_SET PROBLEM:_
Repeat what the lines below say, word for word, and skip every image.

Records from a dataset
-- Begin --
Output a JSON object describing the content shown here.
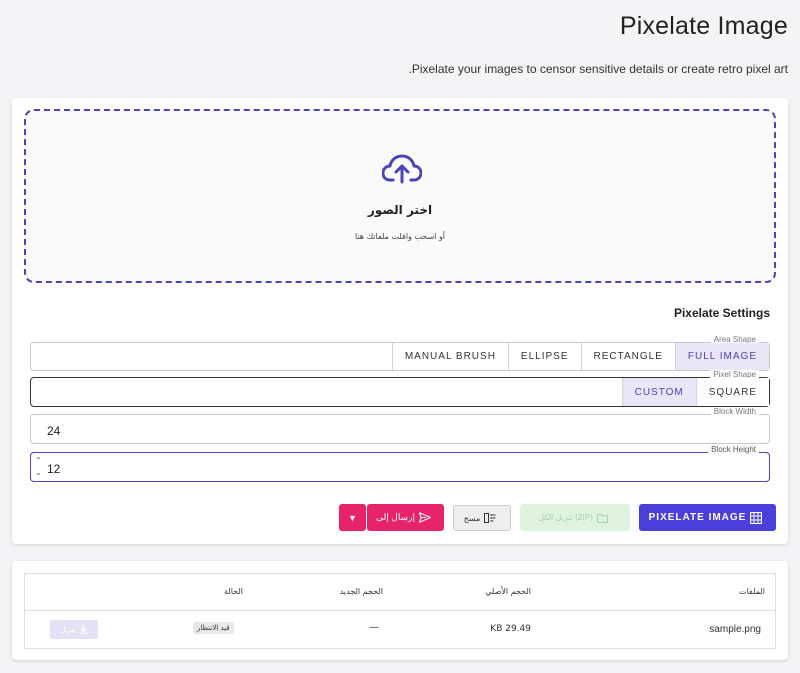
{
  "header": {
    "title": "Pixelate Image",
    "subtitle": ".Pixelate your images to censor sensitive details or create retro pixel art"
  },
  "dropzone": {
    "icon": "cloud-upload-icon",
    "title": "اختر الصور",
    "subtitle": "أو اسحب وافلت ملفاتك هنا"
  },
  "settings": {
    "title": "Pixelate Settings",
    "area_shape": {
      "label": "Area Shape",
      "options": [
        "FULL IMAGE",
        "RECTANGLE",
        "ELLIPSE",
        "MANUAL BRUSH"
      ],
      "selected": "FULL IMAGE"
    },
    "pixel_shape": {
      "label": "Pixel Shape",
      "options": [
        "SQUARE",
        "CUSTOM"
      ],
      "selected": "CUSTOM"
    },
    "block_width": {
      "label": "Block Width",
      "value": "24"
    },
    "block_height": {
      "label": "Block Height",
      "value": "12"
    }
  },
  "actions": {
    "pixelate_label": "PIXELATE IMAGE",
    "zip_label": "تنزيل الكل (ZIP)",
    "clear_label": "مسح",
    "send_label": "إرسال إلى"
  },
  "table": {
    "headers": {
      "files": "الملفات",
      "original_size": "الحجم الأصلي",
      "new_size": "الحجم الجديد",
      "status": "الحالة"
    },
    "rows": [
      {
        "name": "sample.png",
        "original_size": "KB 29.49",
        "new_size": "—",
        "status": "قيد الانتظار",
        "download_label": "تنزيل"
      }
    ]
  },
  "colors": {
    "primary": "#4a3fd9",
    "send": "#e6236b",
    "zip_disabled": "#dff3df",
    "selected_segment": "#e8e6f7"
  }
}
-- End --
_OUTPUT FOR THIS TASK:_
Output a JSON object describing the content shown here.
{
  "header": {
    "title": "Pixelate Image",
    "subtitle": ".Pixelate your images to censor sensitive details or create retro pixel art"
  },
  "dropzone": {
    "icon": "cloud-upload-icon",
    "title": "اختر الصور",
    "subtitle": "أو اسحب وافلت ملفاتك هنا"
  },
  "settings": {
    "title": "Pixelate Settings",
    "area_shape": {
      "label": "Area Shape",
      "options": [
        "FULL IMAGE",
        "RECTANGLE",
        "ELLIPSE",
        "MANUAL BRUSH"
      ],
      "selected": "FULL IMAGE"
    },
    "pixel_shape": {
      "label": "Pixel Shape",
      "options": [
        "SQUARE",
        "CUSTOM"
      ],
      "selected": "CUSTOM"
    },
    "block_width": {
      "label": "Block Width",
      "value": "24"
    },
    "block_height": {
      "label": "Block Height",
      "value": "12"
    }
  },
  "actions": {
    "pixelate_label": "PIXELATE IMAGE",
    "zip_label": "تنزيل الكل (ZIP)",
    "clear_label": "مسح",
    "send_label": "إرسال إلى"
  },
  "table": {
    "headers": {
      "files": "الملفات",
      "original_size": "الحجم الأصلي",
      "new_size": "الحجم الجديد",
      "status": "الحالة"
    },
    "rows": [
      {
        "name": "sample.png",
        "original_size": "KB 29.49",
        "new_size": "—",
        "status": "قيد الانتظار",
        "download_label": "تنزيل"
      }
    ]
  },
  "colors": {
    "primary": "#4a3fd9",
    "send": "#e6236b",
    "zip_disabled": "#dff3df",
    "selected_segment": "#e8e6f7"
  }
}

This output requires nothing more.